● DO THIS
Output the data below in full, character for character.

## Begin

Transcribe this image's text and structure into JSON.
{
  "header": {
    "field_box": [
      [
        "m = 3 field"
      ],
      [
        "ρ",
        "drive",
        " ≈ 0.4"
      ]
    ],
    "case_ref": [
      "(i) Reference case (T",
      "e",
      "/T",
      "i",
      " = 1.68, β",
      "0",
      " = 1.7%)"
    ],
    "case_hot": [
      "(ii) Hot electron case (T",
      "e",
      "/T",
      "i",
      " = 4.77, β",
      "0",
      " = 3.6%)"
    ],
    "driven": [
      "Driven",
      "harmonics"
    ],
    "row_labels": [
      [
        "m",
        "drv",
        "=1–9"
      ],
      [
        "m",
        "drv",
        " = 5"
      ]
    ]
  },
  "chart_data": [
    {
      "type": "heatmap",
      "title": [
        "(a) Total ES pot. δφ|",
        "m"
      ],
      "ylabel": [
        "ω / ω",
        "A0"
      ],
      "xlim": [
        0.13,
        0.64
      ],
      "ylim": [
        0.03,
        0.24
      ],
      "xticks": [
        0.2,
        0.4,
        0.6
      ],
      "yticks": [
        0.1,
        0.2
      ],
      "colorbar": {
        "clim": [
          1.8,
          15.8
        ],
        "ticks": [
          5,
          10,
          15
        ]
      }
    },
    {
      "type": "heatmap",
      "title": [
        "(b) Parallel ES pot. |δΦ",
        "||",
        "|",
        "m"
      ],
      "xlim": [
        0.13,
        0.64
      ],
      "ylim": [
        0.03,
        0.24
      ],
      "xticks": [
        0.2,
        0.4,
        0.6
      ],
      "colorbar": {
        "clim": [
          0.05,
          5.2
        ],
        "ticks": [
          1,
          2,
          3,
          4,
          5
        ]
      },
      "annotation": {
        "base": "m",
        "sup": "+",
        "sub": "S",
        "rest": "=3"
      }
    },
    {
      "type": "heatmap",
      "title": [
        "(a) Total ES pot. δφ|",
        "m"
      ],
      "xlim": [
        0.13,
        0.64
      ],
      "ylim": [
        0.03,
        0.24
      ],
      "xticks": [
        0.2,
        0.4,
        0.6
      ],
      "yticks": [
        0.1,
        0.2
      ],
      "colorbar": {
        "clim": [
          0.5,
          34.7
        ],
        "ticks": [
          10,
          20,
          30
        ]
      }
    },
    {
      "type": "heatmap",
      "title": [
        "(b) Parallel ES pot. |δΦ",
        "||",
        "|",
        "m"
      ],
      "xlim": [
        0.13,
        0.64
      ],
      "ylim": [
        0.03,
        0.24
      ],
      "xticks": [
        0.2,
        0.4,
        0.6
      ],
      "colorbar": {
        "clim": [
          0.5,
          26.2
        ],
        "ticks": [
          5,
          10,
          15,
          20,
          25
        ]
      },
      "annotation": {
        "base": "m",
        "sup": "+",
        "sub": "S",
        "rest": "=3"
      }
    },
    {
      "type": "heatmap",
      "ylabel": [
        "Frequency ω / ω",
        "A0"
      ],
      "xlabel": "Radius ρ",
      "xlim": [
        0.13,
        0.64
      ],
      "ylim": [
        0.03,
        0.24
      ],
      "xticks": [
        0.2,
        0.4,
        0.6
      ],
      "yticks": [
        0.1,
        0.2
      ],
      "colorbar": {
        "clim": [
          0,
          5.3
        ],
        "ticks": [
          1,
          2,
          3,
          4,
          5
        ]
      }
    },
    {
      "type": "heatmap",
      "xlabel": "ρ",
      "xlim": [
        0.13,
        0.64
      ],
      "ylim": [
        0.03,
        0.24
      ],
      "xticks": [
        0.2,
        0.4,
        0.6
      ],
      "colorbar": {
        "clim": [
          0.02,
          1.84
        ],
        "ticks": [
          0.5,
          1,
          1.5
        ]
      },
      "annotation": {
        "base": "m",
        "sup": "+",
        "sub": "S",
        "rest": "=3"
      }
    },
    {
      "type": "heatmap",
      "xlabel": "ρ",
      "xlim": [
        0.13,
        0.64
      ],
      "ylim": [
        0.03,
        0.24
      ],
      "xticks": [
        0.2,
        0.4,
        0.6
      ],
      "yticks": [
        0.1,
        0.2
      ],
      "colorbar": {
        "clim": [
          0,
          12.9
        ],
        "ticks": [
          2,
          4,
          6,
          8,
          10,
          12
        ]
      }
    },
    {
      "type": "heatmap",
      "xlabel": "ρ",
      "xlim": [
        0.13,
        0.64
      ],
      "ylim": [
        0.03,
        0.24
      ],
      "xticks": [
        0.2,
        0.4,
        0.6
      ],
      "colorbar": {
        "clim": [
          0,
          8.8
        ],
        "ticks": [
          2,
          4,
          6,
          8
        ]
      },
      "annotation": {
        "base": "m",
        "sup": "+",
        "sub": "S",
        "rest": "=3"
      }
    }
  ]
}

## End

● TASK RESPONSE
Transcribe this image's text and structure into JSON.
{
  "header": {
    "field_box": [
      [
        "m = 3 field"
      ],
      [
        "ρ",
        "drive",
        " ≈ 0.4"
      ]
    ],
    "case_ref": [
      "(i) Reference case (T",
      "e",
      "/T",
      "i",
      " = 1.68, β",
      "0",
      " = 1.7%)"
    ],
    "case_hot": [
      "(ii) Hot electron case (T",
      "e",
      "/T",
      "i",
      " = 4.77, β",
      "0",
      " = 3.6%)"
    ],
    "driven": [
      "Driven",
      "harmonics"
    ],
    "row_labels": [
      [
        "m",
        "drv",
        "=1–9"
      ],
      [
        "m",
        "drv",
        " = 5"
      ]
    ]
  },
  "chart_data": [
    {
      "type": "heatmap",
      "title": [
        "(a) Total ES pot. δφ|",
        "m"
      ],
      "ylabel": [
        "ω / ω",
        "A0"
      ],
      "xlim": [
        0.13,
        0.64
      ],
      "ylim": [
        0.03,
        0.24
      ],
      "xticks": [
        0.2,
        0.4,
        0.6
      ],
      "yticks": [
        0.1,
        0.2
      ],
      "colorbar": {
        "clim": [
          1.8,
          15.8
        ],
        "ticks": [
          5,
          10,
          15
        ]
      }
    },
    {
      "type": "heatmap",
      "title": [
        "(b) Parallel ES pot. |δΦ",
        "||",
        "|",
        "m"
      ],
      "xlim": [
        0.13,
        0.64
      ],
      "ylim": [
        0.03,
        0.24
      ],
      "xticks": [
        0.2,
        0.4,
        0.6
      ],
      "colorbar": {
        "clim": [
          0.05,
          5.2
        ],
        "ticks": [
          1,
          2,
          3,
          4,
          5
        ]
      },
      "annotation": {
        "base": "m",
        "sup": "+",
        "sub": "S",
        "rest": "=3"
      }
    },
    {
      "type": "heatmap",
      "title": [
        "(a) Total ES pot. δφ|",
        "m"
      ],
      "xlim": [
        0.13,
        0.64
      ],
      "ylim": [
        0.03,
        0.24
      ],
      "xticks": [
        0.2,
        0.4,
        0.6
      ],
      "yticks": [
        0.1,
        0.2
      ],
      "colorbar": {
        "clim": [
          0.5,
          34.7
        ],
        "ticks": [
          10,
          20,
          30
        ]
      }
    },
    {
      "type": "heatmap",
      "title": [
        "(b) Parallel ES pot. |δΦ",
        "||",
        "|",
        "m"
      ],
      "xlim": [
        0.13,
        0.64
      ],
      "ylim": [
        0.03,
        0.24
      ],
      "xticks": [
        0.2,
        0.4,
        0.6
      ],
      "colorbar": {
        "clim": [
          0.5,
          26.2
        ],
        "ticks": [
          5,
          10,
          15,
          20,
          25
        ]
      },
      "annotation": {
        "base": "m",
        "sup": "+",
        "sub": "S",
        "rest": "=3"
      }
    },
    {
      "type": "heatmap",
      "ylabel": [
        "Frequency ω / ω",
        "A0"
      ],
      "xlabel": "Radius ρ",
      "xlim": [
        0.13,
        0.64
      ],
      "ylim": [
        0.03,
        0.24
      ],
      "xticks": [
        0.2,
        0.4,
        0.6
      ],
      "yticks": [
        0.1,
        0.2
      ],
      "colorbar": {
        "clim": [
          0,
          5.3
        ],
        "ticks": [
          1,
          2,
          3,
          4,
          5
        ]
      }
    },
    {
      "type": "heatmap",
      "xlabel": "ρ",
      "xlim": [
        0.13,
        0.64
      ],
      "ylim": [
        0.03,
        0.24
      ],
      "xticks": [
        0.2,
        0.4,
        0.6
      ],
      "colorbar": {
        "clim": [
          0.02,
          1.84
        ],
        "ticks": [
          0.5,
          1,
          1.5
        ]
      },
      "annotation": {
        "base": "m",
        "sup": "+",
        "sub": "S",
        "rest": "=3"
      }
    },
    {
      "type": "heatmap",
      "xlabel": "ρ",
      "xlim": [
        0.13,
        0.64
      ],
      "ylim": [
        0.03,
        0.24
      ],
      "xticks": [
        0.2,
        0.4,
        0.6
      ],
      "yticks": [
        0.1,
        0.2
      ],
      "colorbar": {
        "clim": [
          0,
          12.9
        ],
        "ticks": [
          2,
          4,
          6,
          8,
          10,
          12
        ]
      }
    },
    {
      "type": "heatmap",
      "xlabel": "ρ",
      "xlim": [
        0.13,
        0.64
      ],
      "ylim": [
        0.03,
        0.24
      ],
      "xticks": [
        0.2,
        0.4,
        0.6
      ],
      "colorbar": {
        "clim": [
          0,
          8.8
        ],
        "ticks": [
          2,
          4,
          6,
          8
        ]
      },
      "annotation": {
        "base": "m",
        "sup": "+",
        "sub": "S",
        "rest": "=3"
      }
    }
  ]
}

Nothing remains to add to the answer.